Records
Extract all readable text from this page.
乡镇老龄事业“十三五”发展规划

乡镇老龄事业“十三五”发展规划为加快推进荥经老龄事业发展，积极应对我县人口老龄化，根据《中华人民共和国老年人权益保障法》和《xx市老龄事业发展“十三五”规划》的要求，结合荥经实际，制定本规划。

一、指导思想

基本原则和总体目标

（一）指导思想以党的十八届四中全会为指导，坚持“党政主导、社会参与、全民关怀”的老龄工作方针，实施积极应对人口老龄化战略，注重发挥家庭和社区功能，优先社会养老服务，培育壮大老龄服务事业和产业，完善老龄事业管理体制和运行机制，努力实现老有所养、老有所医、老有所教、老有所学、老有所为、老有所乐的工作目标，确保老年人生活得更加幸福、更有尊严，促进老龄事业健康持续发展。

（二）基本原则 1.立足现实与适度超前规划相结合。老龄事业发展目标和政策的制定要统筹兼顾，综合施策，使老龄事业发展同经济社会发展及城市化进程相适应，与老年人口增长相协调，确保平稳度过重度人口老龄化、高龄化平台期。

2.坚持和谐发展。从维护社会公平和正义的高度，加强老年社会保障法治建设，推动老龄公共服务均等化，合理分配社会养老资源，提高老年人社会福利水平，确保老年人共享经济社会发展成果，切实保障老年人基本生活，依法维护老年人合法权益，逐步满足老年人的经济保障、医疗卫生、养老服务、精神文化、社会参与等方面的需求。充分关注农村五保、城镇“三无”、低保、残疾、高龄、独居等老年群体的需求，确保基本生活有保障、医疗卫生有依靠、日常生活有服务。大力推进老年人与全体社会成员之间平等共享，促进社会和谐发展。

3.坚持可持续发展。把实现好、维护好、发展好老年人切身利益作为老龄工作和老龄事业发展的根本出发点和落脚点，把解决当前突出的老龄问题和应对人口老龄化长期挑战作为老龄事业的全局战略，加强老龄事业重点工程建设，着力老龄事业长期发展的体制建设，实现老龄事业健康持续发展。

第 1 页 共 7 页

> _Prompt_
Read the lines above. Gather those in which the string "乡镇老龄事业" is found.

> _The completed task_
乡镇老龄事业“十三五”发展规划
乡镇老龄事业“十三五”发展规划为加快推进荥经老龄事业发展，积极应对我县人口老龄化，根据《中华人民共和国老年人权益保障法》和《xx市老龄事业发展“十三五”规划》的要求，结合荥经实际，制定本规划。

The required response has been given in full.